Gather all lines in the entries that include the word "date".

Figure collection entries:
---+---

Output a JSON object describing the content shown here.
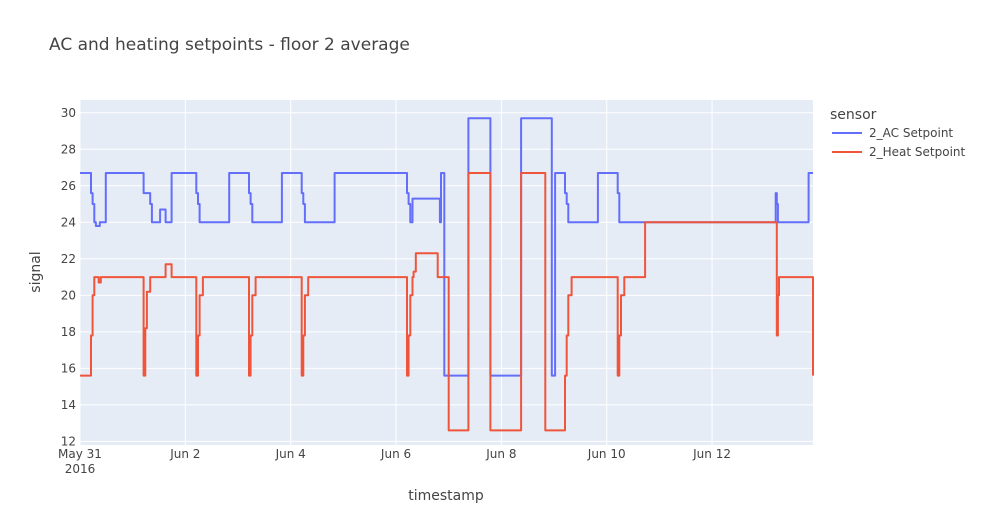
{
  "chart_data": {
    "type": "line",
    "title": "AC and heating setpoints - floor 2 average",
    "xlabel": "timestamp",
    "ylabel": "signal",
    "x_ticks": [
      {
        "date": "2016-05-31",
        "label": "May 31",
        "sublabel": "2016"
      },
      {
        "date": "2016-06-02",
        "label": "Jun 2",
        "sublabel": ""
      },
      {
        "date": "2016-06-04",
        "label": "Jun 4",
        "sublabel": ""
      },
      {
        "date": "2016-06-06",
        "label": "Jun 6",
        "sublabel": ""
      },
      {
        "date": "2016-06-08",
        "label": "Jun 8",
        "sublabel": ""
      },
      {
        "date": "2016-06-10",
        "label": "Jun 10",
        "sublabel": ""
      },
      {
        "date": "2016-06-12",
        "label": "Jun 12",
        "sublabel": ""
      }
    ],
    "y_ticks": [
      12,
      14,
      16,
      18,
      20,
      22,
      24,
      26,
      28,
      30
    ],
    "xlim": [
      "2016-05-31T00:00",
      "2016-06-13T22:00"
    ],
    "ylim": [
      11.8,
      30.7
    ],
    "grid": true,
    "legend": {
      "title": "sensor",
      "placement": "right"
    },
    "series": [
      {
        "name": "2_AC Setpoint",
        "color": "#636efa",
        "x": [
          "2016-05-31T00:00",
          "2016-05-31T05:00",
          "2016-05-31T05:45",
          "2016-05-31T06:30",
          "2016-05-31T07:15",
          "2016-05-31T09:00",
          "2016-05-31T10:30",
          "2016-05-31T11:45",
          "2016-06-01T05:00",
          "2016-06-01T08:00",
          "2016-06-01T08:45",
          "2016-06-01T09:30",
          "2016-06-01T12:30",
          "2016-06-01T15:00",
          "2016-06-01T17:45",
          "2016-06-01T21:30",
          "2016-06-02T05:00",
          "2016-06-02T05:45",
          "2016-06-02T06:30",
          "2016-06-02T07:30",
          "2016-06-02T20:00",
          "2016-06-03T05:00",
          "2016-06-03T05:45",
          "2016-06-03T06:30",
          "2016-06-03T07:30",
          "2016-06-03T20:00",
          "2016-06-04T05:00",
          "2016-06-04T05:45",
          "2016-06-04T06:30",
          "2016-06-04T07:30",
          "2016-06-04T20:00",
          "2016-06-06T05:00",
          "2016-06-06T05:45",
          "2016-06-06T06:30",
          "2016-06-06T07:30",
          "2016-06-06T08:30",
          "2016-06-06T20:00",
          "2016-06-06T20:30",
          "2016-06-06T21:00",
          "2016-06-06T22:00",
          "2016-06-07T09:00",
          "2016-06-07T19:00",
          "2016-06-08T09:00",
          "2016-06-08T19:00",
          "2016-06-08T23:00",
          "2016-06-09T00:30",
          "2016-06-09T01:00",
          "2016-06-09T05:00",
          "2016-06-09T05:45",
          "2016-06-09T06:30",
          "2016-06-09T07:30",
          "2016-06-09T20:00",
          "2016-06-10T05:00",
          "2016-06-10T05:45",
          "2016-06-10T07:30",
          "2016-06-13T05:00",
          "2016-06-13T05:30",
          "2016-06-13T06:00",
          "2016-06-13T07:00",
          "2016-06-13T20:00",
          "2016-06-13T22:00"
        ],
        "y": [
          26.7,
          25.6,
          25,
          24,
          23.8,
          24,
          24,
          26.7,
          25.6,
          25,
          24,
          24,
          24.7,
          24,
          26.7,
          26.7,
          25.6,
          25,
          24,
          24,
          26.7,
          25.6,
          25,
          24,
          24,
          26.7,
          25.6,
          25,
          24,
          24,
          26.7,
          25.6,
          25,
          24,
          25.3,
          25.3,
          24,
          26.7,
          26.7,
          15.6,
          29.7,
          15.6,
          29.7,
          29.7,
          15.6,
          26.7,
          26.7,
          25.6,
          25,
          24,
          24,
          26.7,
          25.6,
          24,
          24,
          25.6,
          25,
          24,
          24,
          26.7,
          26.7
        ]
      },
      {
        "name": "2_Heat Setpoint",
        "color": "#ef553b",
        "x": [
          "2016-05-31T00:00",
          "2016-05-31T05:00",
          "2016-05-31T05:45",
          "2016-05-31T06:30",
          "2016-05-31T08:30",
          "2016-05-31T09:30",
          "2016-05-31T14:00",
          "2016-06-01T05:00",
          "2016-06-01T05:45",
          "2016-06-01T06:30",
          "2016-06-01T08:00",
          "2016-06-01T12:30",
          "2016-06-01T15:00",
          "2016-06-01T17:45",
          "2016-06-01T21:30",
          "2016-06-02T05:00",
          "2016-06-02T05:45",
          "2016-06-02T06:30",
          "2016-06-02T08:00",
          "2016-06-02T17:45",
          "2016-06-02T20:00",
          "2016-06-03T05:00",
          "2016-06-03T05:45",
          "2016-06-03T06:30",
          "2016-06-03T08:00",
          "2016-06-03T17:45",
          "2016-06-03T20:00",
          "2016-06-04T05:00",
          "2016-06-04T05:45",
          "2016-06-04T06:30",
          "2016-06-04T08:00",
          "2016-06-04T17:45",
          "2016-06-04T20:00",
          "2016-06-06T05:00",
          "2016-06-06T05:45",
          "2016-06-06T06:30",
          "2016-06-06T07:30",
          "2016-06-06T08:00",
          "2016-06-06T09:00",
          "2016-06-06T16:00",
          "2016-06-06T17:00",
          "2016-06-06T19:00",
          "2016-06-07T00:00",
          "2016-06-07T07:30",
          "2016-06-07T09:00",
          "2016-06-07T17:30",
          "2016-06-07T19:00",
          "2016-06-08T04:00",
          "2016-06-08T09:00",
          "2016-06-08T19:00",
          "2016-06-08T20:00",
          "2016-06-09T05:00",
          "2016-06-09T05:45",
          "2016-06-09T06:30",
          "2016-06-09T08:00",
          "2016-06-09T17:45",
          "2016-06-09T20:00",
          "2016-06-10T05:00",
          "2016-06-10T05:45",
          "2016-06-10T06:30",
          "2016-06-10T08:00",
          "2016-06-10T14:00",
          "2016-06-10T17:30",
          "2016-06-11T05:00",
          "2016-06-13T05:00",
          "2016-06-13T05:30",
          "2016-06-13T06:00",
          "2016-06-13T06:30",
          "2016-06-13T07:00",
          "2016-06-13T21:00",
          "2016-06-13T22:00"
        ],
        "y": [
          15.6,
          17.8,
          20,
          21,
          20.7,
          21,
          21,
          15.6,
          18.2,
          20.2,
          21,
          21,
          21.7,
          21,
          21,
          15.6,
          17.8,
          20,
          21,
          21,
          21,
          15.6,
          17.8,
          20,
          21,
          21,
          21,
          15.6,
          17.8,
          20,
          21,
          21,
          21,
          15.6,
          17.8,
          20,
          21,
          21.3,
          22.3,
          22.3,
          22.3,
          21,
          12.6,
          12.6,
          26.7,
          26.7,
          12.6,
          12.6,
          26.7,
          26.7,
          12.6,
          15.6,
          17.8,
          20,
          21,
          21,
          21,
          15.6,
          17.8,
          20,
          21,
          21,
          24,
          24,
          24,
          17.8,
          20,
          21,
          21,
          21,
          15.6
        ]
      }
    ]
  }
}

---+---

Written response:
        "date": "2016-05-31",
        "date": "2016-06-02",
        "date": "2016-06-04",
        "date": "2016-06-06",
        "date": "2016-06-08",
        "date": "2016-06-10",
        "date": "2016-06-12",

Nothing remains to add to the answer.